(Items from a dataset)

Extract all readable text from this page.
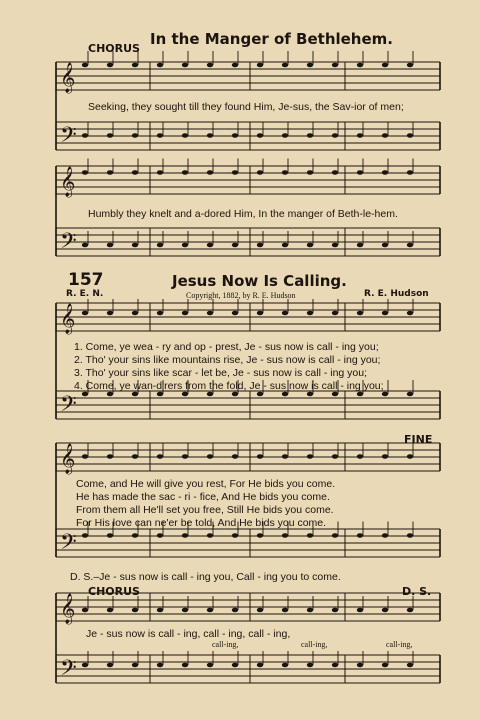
𝄞
𝄢
𝄞
𝄢
𝄞
𝄢
𝄞
𝄢
𝄞
𝄢
In the Manger of Bethlehem.
CHORUS
Seeking, they sought till they found Him, Je-sus, the Sav-ior of men;
Humbly they knelt and a-dored Him, In the manger of Beth-le-hem.
157	Jesus Now Is Calling.
R. E. N.	Copyright, 1882, by R. E. Hudson	R. E. Hudson
1. Come, ye wea - ry and op - prest, Je - sus now is call - ing you;
2. Tho' your sins like mountains rise, Je - sus now is call - ing you;
3. Tho' your sins like scar - let be, Je - sus now is call - ing you;
4. Come, ye wan-d'rers from the fold, Je - sus now is call - ing you;
Come, and He will give you rest, For He bids you come.
He has made the sac - ri - fice, And He bids you come.
From them all He'll set you free, Still He bids you come.
For His love can ne'er be told, And He bids you come.
FINE
D. S.–Je - sus now is call - ing you, Call - ing you to come.
CHORUS	D. S.
Je - sus now is call - ing, call - ing, call - ing,
call-ing,	call-ing,	call-ing,
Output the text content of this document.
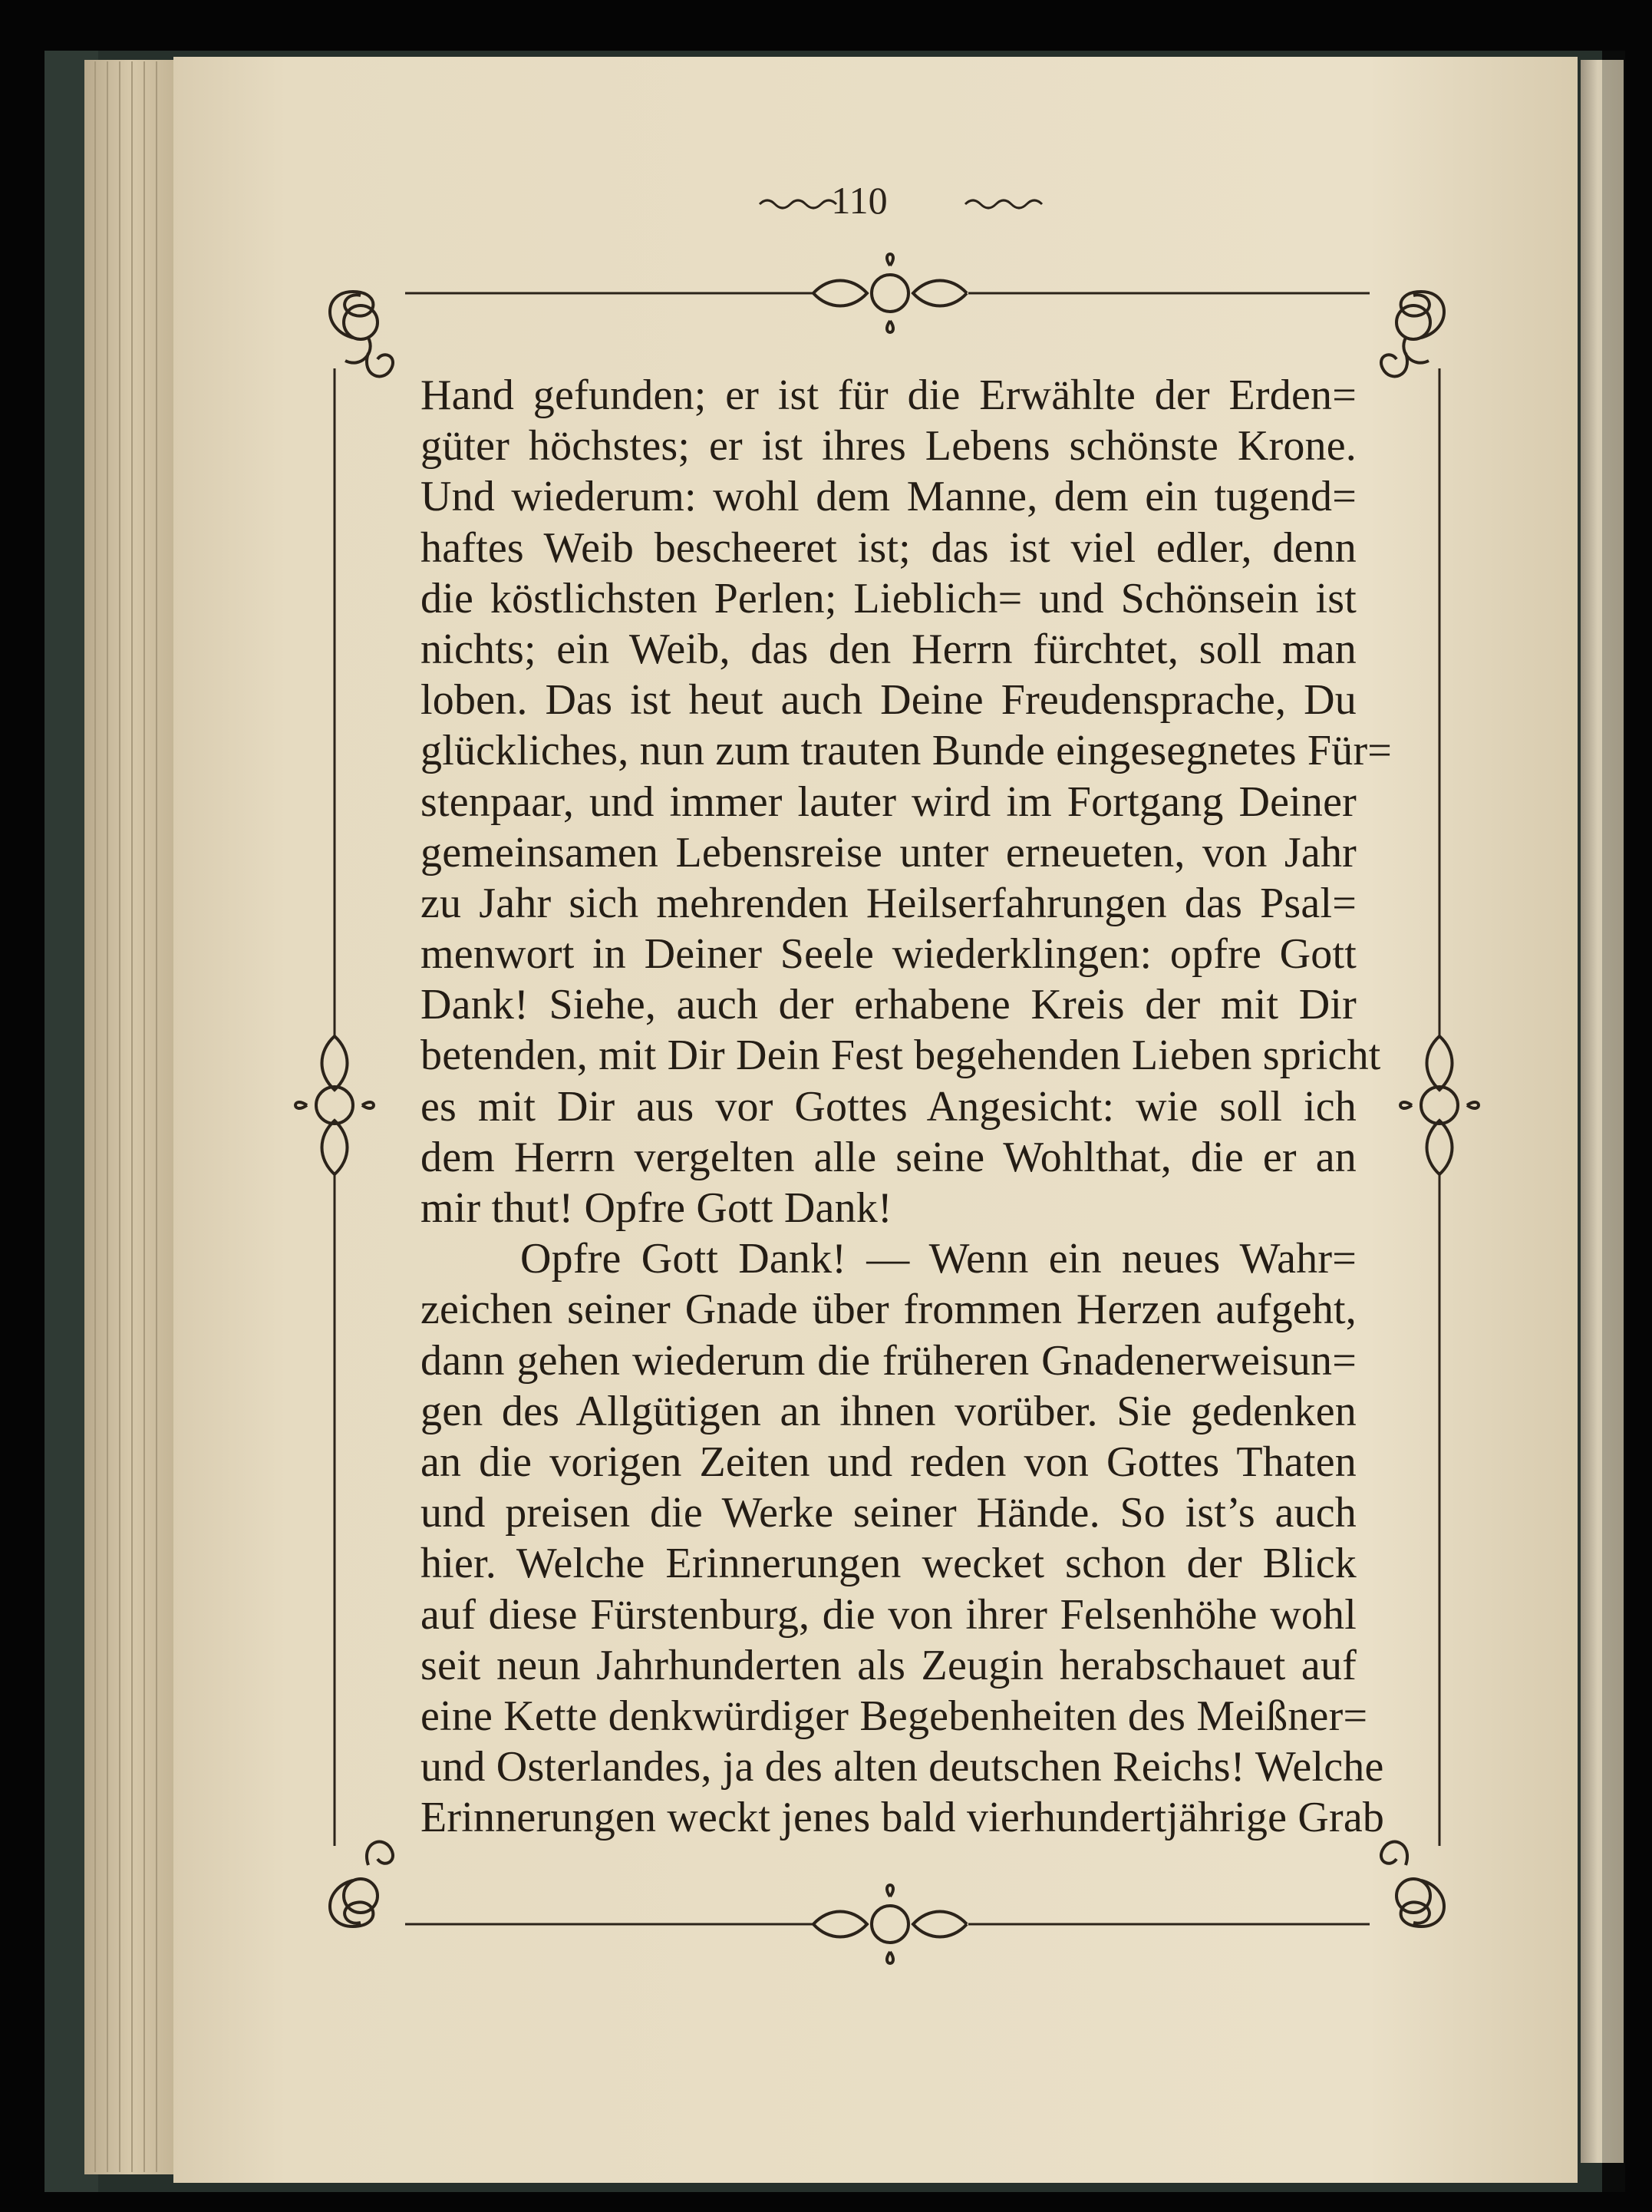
110
Hand gefunden; er ist für die Erwählte der Erden=
güter höchstes; er ist ihres Lebens schönste Krone.
Und wiederum: wohl dem Manne, dem ein tugend=
haftes Weib bescheeret ist; das ist viel edler, denn
die köstlichsten Perlen; Lieblich= und Schönsein ist
nichts; ein Weib, das den Herrn fürchtet, soll man
loben. Das ist heut auch Deine Freudensprache, Du
glückliches, nun zum trauten Bunde eingesegnetes Für=
stenpaar, und immer lauter wird im Fortgang Deiner
gemeinsamen Lebensreise unter erneueten, von Jahr
zu Jahr sich mehrenden Heilserfahrungen das Psal=
menwort in Deiner Seele wiederklingen: opfre Gott
Dank! Siehe, auch der erhabene Kreis der mit Dir
betenden, mit Dir Dein Fest begehenden Lieben spricht
es mit Dir aus vor Gottes Angesicht: wie soll ich
dem Herrn vergelten alle seine Wohlthat, die er an
mir thut! Opfre Gott Dank!
Opfre Gott Dank! — Wenn ein neues Wahr=
zeichen seiner Gnade über frommen Herzen aufgeht,
dann gehen wiederum die früheren Gnadenerweisun=
gen des Allgütigen an ihnen vorüber. Sie gedenken
an die vorigen Zeiten und reden von Gottes Thaten
und preisen die Werke seiner Hände. So ist’s auch
hier. Welche Erinnerungen wecket schon der Blick
auf diese Fürstenburg, die von ihrer Felsenhöhe wohl
seit neun Jahrhunderten als Zeugin herabschauet auf
eine Kette denkwürdiger Begebenheiten des Meißner=
und Osterlandes, ja des alten deutschen Reichs! Welche
Erinnerungen weckt jenes bald vierhundertjährige Grab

Requirements: Your answer should be a single number: how many lines of the material contain the word "Erinnerungen".

Correct answer: 2